[Items listed in a dataset]
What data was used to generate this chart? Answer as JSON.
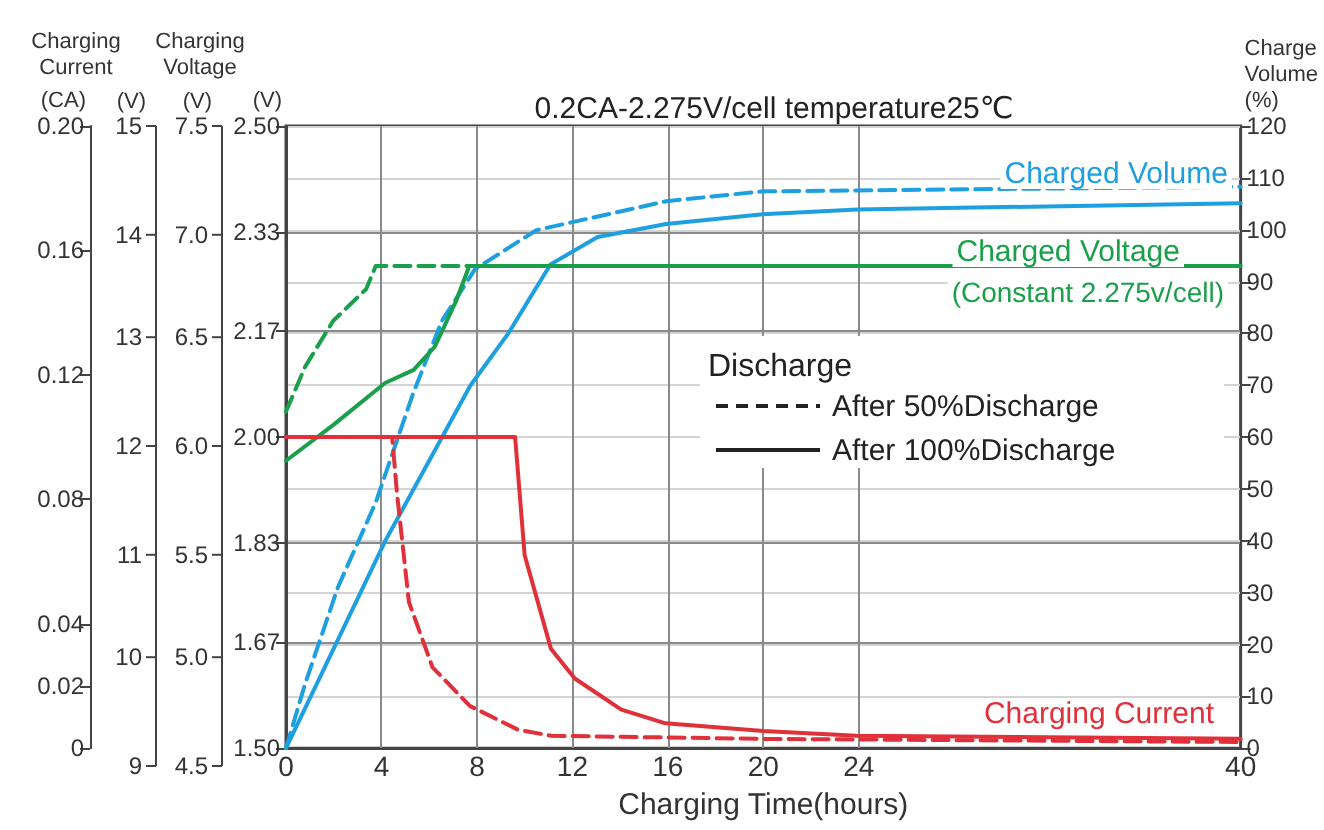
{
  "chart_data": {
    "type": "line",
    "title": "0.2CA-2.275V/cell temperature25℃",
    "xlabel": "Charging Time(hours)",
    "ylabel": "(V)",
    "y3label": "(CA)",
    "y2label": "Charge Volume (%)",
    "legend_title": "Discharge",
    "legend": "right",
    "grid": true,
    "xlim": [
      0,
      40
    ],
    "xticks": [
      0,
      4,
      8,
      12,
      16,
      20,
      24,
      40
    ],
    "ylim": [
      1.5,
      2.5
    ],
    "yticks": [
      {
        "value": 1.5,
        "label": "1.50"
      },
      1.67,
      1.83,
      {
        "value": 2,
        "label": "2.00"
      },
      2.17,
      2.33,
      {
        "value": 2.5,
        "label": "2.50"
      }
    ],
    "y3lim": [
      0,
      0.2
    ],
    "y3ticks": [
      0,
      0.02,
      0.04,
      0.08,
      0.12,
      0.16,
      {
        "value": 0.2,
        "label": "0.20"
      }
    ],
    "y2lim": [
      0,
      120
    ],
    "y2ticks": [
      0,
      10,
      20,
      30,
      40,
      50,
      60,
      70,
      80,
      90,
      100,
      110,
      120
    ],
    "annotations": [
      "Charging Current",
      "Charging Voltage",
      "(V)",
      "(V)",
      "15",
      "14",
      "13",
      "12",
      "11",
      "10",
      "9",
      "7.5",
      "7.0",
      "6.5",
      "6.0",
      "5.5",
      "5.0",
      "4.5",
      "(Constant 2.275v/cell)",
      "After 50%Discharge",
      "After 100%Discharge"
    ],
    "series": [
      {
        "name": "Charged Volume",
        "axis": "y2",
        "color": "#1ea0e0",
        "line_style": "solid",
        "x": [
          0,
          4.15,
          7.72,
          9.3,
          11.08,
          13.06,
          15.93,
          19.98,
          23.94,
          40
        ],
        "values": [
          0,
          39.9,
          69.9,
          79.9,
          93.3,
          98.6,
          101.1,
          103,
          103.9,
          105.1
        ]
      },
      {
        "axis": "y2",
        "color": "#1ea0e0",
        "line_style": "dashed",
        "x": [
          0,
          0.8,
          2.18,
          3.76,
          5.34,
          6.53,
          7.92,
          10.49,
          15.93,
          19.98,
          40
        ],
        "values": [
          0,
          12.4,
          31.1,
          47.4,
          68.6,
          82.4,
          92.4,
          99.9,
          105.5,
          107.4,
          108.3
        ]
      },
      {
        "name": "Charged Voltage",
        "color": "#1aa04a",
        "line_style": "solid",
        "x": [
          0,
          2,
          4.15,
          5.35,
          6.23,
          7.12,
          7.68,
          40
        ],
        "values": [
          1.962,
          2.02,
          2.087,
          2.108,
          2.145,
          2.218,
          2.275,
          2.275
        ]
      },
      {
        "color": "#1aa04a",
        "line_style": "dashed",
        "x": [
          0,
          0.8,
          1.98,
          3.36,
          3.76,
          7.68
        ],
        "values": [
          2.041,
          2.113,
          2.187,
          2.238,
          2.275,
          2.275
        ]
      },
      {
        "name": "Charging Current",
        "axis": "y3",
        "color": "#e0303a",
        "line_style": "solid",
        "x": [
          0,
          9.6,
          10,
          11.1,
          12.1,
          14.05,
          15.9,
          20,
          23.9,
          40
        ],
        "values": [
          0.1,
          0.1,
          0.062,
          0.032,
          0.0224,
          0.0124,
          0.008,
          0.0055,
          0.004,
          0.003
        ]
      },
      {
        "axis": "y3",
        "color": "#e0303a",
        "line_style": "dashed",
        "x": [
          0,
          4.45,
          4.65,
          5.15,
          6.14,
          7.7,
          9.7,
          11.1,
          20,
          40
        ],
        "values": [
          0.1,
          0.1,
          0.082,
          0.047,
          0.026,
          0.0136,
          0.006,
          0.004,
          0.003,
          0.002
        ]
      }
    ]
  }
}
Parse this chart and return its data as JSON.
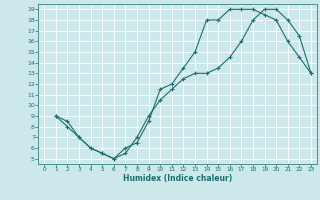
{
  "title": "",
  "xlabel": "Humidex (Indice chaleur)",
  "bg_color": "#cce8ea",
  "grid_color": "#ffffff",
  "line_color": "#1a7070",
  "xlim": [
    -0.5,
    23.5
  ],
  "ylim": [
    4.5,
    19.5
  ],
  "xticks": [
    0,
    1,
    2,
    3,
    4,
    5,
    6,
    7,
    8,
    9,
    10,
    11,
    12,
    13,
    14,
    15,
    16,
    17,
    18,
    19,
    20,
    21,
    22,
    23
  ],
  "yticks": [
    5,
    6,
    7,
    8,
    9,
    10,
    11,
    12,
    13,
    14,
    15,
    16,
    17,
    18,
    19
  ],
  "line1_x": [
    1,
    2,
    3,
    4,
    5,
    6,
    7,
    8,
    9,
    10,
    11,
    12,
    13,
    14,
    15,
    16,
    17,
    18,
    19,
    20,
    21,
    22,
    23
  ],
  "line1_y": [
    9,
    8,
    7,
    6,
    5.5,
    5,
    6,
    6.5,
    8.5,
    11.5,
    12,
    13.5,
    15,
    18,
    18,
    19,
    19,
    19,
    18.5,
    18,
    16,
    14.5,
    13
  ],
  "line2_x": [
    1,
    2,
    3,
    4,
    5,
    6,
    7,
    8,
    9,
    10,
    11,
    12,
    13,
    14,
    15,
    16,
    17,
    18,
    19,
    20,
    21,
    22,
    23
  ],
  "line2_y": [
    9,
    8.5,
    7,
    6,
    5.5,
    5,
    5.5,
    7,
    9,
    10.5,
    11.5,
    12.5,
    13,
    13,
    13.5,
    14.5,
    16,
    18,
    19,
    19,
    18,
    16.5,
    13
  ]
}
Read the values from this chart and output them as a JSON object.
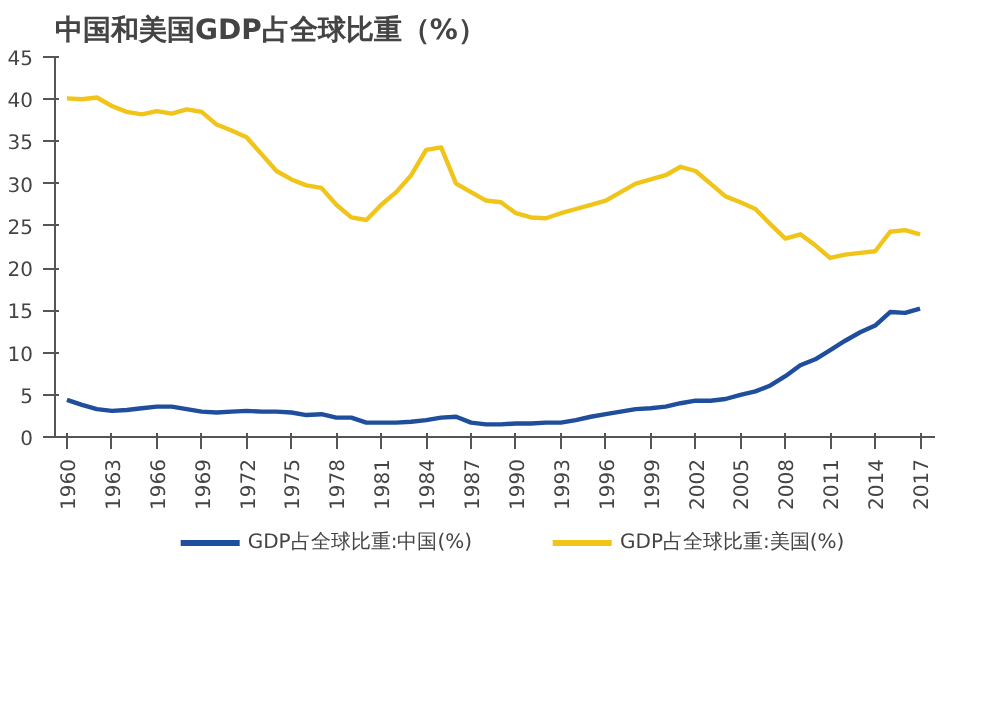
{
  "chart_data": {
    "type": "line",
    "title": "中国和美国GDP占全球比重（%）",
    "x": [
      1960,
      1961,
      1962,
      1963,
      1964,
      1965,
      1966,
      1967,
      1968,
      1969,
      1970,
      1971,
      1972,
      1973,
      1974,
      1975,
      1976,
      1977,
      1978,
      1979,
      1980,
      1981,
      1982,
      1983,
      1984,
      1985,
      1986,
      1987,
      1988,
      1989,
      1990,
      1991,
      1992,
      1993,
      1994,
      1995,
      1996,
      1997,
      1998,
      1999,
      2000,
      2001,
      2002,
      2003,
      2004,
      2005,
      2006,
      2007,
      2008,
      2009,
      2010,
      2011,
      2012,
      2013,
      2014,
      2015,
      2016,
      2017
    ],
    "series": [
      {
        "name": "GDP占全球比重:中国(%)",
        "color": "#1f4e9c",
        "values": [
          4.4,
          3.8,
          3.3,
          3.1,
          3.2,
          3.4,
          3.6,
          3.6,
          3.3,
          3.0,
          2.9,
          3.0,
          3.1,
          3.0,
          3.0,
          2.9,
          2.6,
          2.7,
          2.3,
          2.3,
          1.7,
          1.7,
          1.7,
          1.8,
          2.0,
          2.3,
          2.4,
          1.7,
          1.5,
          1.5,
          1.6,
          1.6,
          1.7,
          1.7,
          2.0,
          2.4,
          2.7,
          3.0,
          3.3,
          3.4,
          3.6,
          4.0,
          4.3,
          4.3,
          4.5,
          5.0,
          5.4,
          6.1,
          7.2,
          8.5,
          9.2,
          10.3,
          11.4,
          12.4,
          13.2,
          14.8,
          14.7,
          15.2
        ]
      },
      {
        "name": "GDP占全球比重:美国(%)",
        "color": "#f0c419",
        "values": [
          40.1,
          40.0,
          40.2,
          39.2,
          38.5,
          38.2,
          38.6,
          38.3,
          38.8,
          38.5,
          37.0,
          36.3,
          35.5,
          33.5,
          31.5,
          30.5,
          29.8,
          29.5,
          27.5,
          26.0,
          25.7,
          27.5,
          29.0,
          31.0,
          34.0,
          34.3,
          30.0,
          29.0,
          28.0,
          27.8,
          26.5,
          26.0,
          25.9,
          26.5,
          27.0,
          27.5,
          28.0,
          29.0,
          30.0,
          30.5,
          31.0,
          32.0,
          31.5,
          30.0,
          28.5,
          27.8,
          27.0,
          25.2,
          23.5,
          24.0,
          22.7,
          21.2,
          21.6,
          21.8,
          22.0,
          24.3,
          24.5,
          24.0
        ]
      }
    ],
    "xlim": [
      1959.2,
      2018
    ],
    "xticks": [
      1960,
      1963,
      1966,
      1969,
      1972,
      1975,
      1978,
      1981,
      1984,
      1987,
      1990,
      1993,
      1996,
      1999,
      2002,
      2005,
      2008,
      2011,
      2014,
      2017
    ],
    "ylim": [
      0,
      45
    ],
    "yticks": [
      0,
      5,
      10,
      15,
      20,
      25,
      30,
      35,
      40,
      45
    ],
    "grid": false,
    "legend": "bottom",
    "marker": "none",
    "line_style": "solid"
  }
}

Exercise aim: Using the records given above, list every line that includes the word "Charging".

Correct answer:
    "xlabel": "Charging Time(hours)",
      "Charging Current",
      "Charging Voltage",
        "name": "Charging Current",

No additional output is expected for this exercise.